§ **Exercise**
List, from the lines below, each one with "phân" in it.

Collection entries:
□ □ □ □ □ □ □

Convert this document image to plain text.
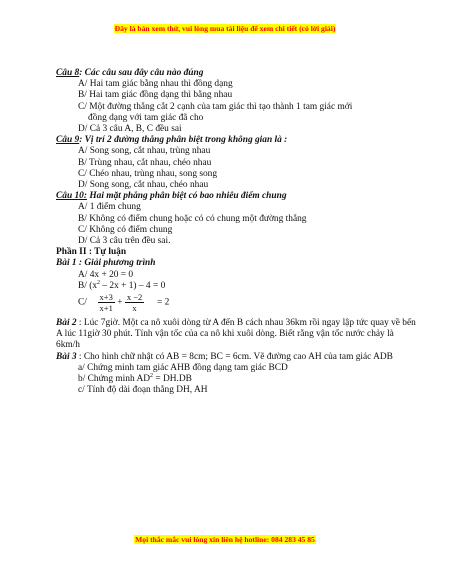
Đây là bản xem thử, vui lòng mua tài liệu để xem chi tiết (có lời giải)
Câu 8: Các câu sau đây câu nào đúng
A/ Hai tam giác bằng nhau thì đồng dạng
B/ Hai tam giác đồng dạng thì bằng nhau
C/ Một đường thẳng cắt 2 cạnh của tam giác thì tạo thành 1 tam giác mới
đồng dạng với tam giác đã cho
D/ Cả 3 câu A, B, C đều sai
Câu 9: Vị trí 2 đường thẳng phân biệt trong không gian là :
A/ Song song, cắt nhau, trùng nhau
B/ Trùng nhau, cắt nhau, chéo nhau
C/ Chéo nhau, trùng nhau, song song
D/ Song song, cắt nhau, chéo nhau
Câu 10: Hai mặt phẳng phân biệt có bao nhiêu điểm chung
A/ 1 điểm chung
B/ Không có điểm chung hoặc có có chung một đường thẳng
C/ Không có điểm chung
D/ Cả 3 câu trên đều sai.
Phần II : Tự luận
Bài 1 : Giải phương trình
A/ 4x + 20 = 0
B/ $(x^2 - 2x + 1) - 4 = 0$
$C/ \frac{x+3}{x+1} + \frac{x -2}{x} = 2$
Bài 2 : Lúc 7giờ. Một ca nô xuôi dòng từ A đến B cách nhau 36km rồi ngay lập tức quay về bến A lúc 11giờ 30 phút. Tính vận tốc của ca nô khi xuôi dòng. Biết rằng vận tốc nước chảy là 6km/h
Bài 3 : Cho hình chữ nhật có AB = 8cm; BC = 6cm. Vẽ đường cao AH của tam giác ADB
a/ Chứng minh tam giác AHB đồng dạng tam giác BCD
b/ Chứng minh $AD^2 = DH.DB$
c/ Tính độ dài đoạn thẳng DH, AH
Mọi thắc mắc vui lòng xin liên hệ hotline: 084 283 45 85
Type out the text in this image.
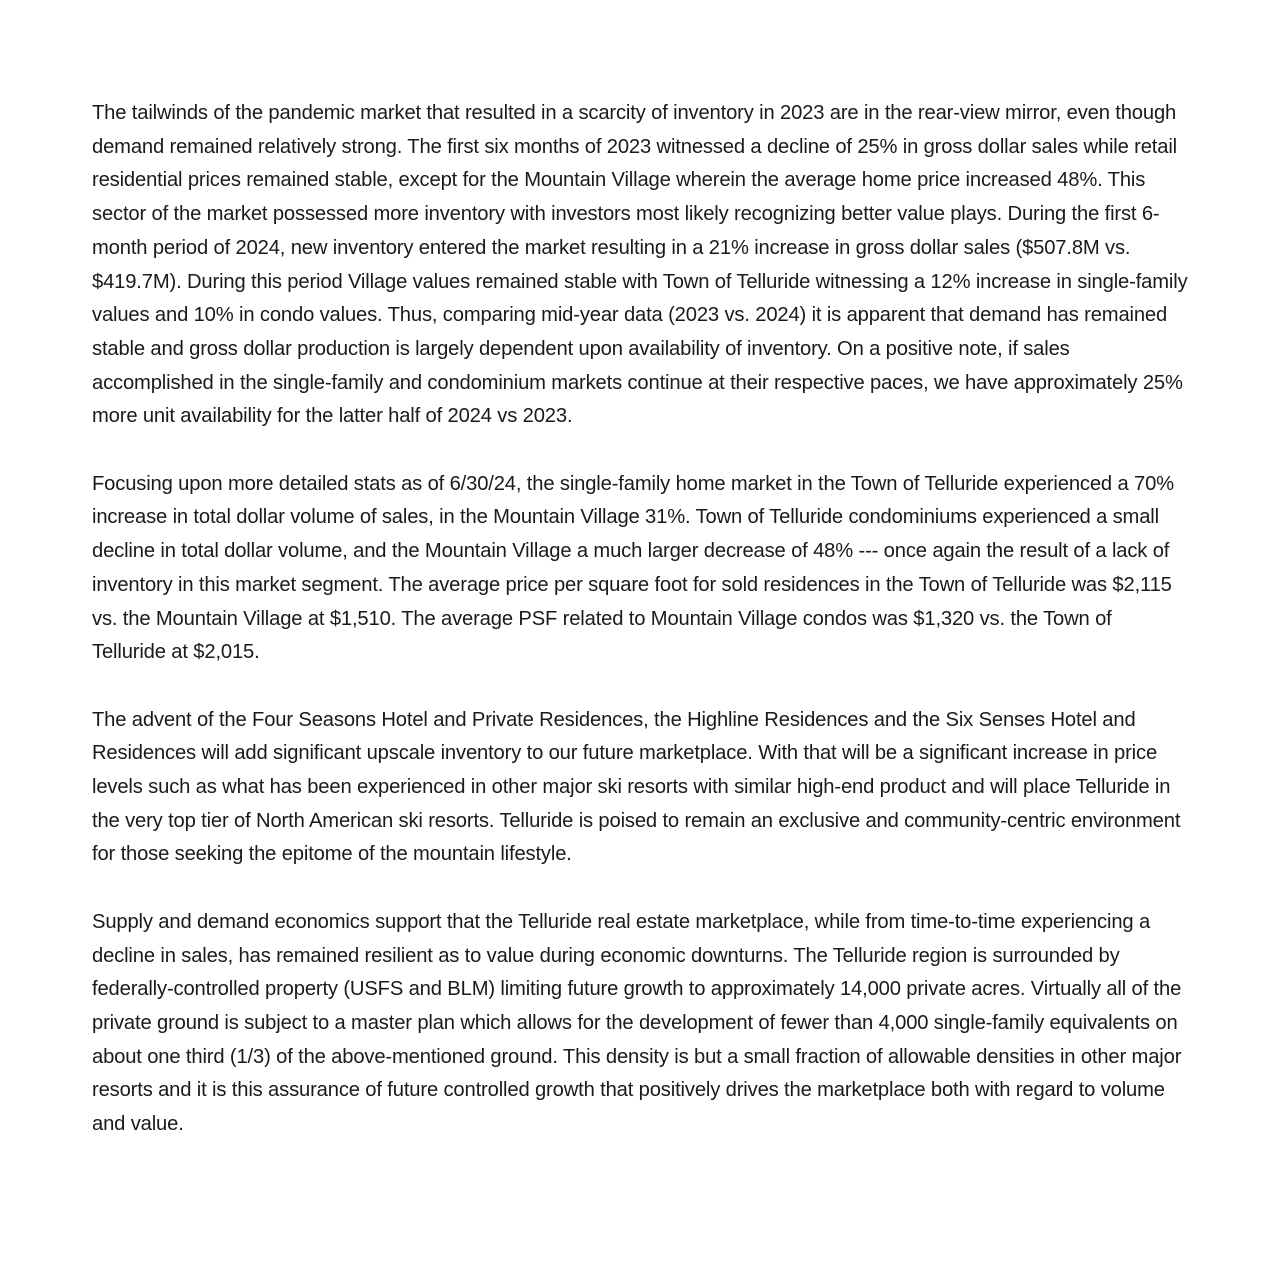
The tailwinds of the pandemic market that resulted in a scarcity of inventory in 2023 are in the rear-view mirror, even though demand remained relatively strong. The first six months of 2023 witnessed a decline of 25% in gross dollar sales while retail residential prices remained stable, except for the Mountain Village wherein the average home price increased 48%. This sector of the market possessed more inventory with investors most likely recognizing better value plays. During the first 6-month period of 2024, new inventory entered the market resulting in a 21% increase in gross dollar sales ($507.8M vs. $419.7M). During this period Village values remained stable with Town of Telluride witnessing a 12% increase in single-family values and 10% in condo values. Thus, comparing mid-year data (2023 vs. 2024) it is apparent that demand has remained stable and gross dollar production is largely dependent upon availability of inventory. On a positive note, if sales accomplished in the single-family and condominium markets continue at their respective paces, we have approximately 25% more unit availability for the latter half of 2024 vs 2023.

Focusing upon more detailed stats as of 6/30/24, the single-family home market in the Town of Telluride experienced a 70% increase in total dollar volume of sales, in the Mountain Village 31%. Town of Telluride condominiums experienced a small decline in total dollar volume, and the Mountain Village a much larger decrease of 48% --- once again the result of a lack of inventory in this market segment. The average price per square foot for sold residences in the Town of Telluride was $2,115 vs. the Mountain Village at $1,510. The average PSF related to Mountain Village condos was $1,320 vs. the Town of Telluride at $2,015.

The advent of the Four Seasons Hotel and Private Residences, the Highline Residences and the Six Senses Hotel and Residences will add significant upscale inventory to our future marketplace. With that will be a significant increase in price levels such as what has been experienced in other major ski resorts with similar high-end product and will place Telluride in the very top tier of North American ski resorts. Telluride is poised to remain an exclusive and community-centric environment for those seeking the epitome of the mountain lifestyle.

Supply and demand economics support that the Telluride real estate marketplace, while from time-to-time experiencing a decline in sales, has remained resilient as to value during economic downturns. The Telluride region is surrounded by federally-controlled property (USFS and BLM) limiting future growth to approximately 14,000 private acres. Virtually all of the private ground is subject to a master plan which allows for the development of fewer than 4,000 single-family equivalents on about one third (1/3) of the above-mentioned ground. This density is but a small fraction of allowable densities in other major resorts and it is this assurance of future controlled growth that positively drives the marketplace both with regard to volume and value.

□ □ □ □ □ □ □

§ **Full answer**
Câu 9: Vị trí 2 đường thẳng phân biệt trong không gian là :
Câu 10: Hai mặt phẳng phân biệt có bao nhiêu điểm chung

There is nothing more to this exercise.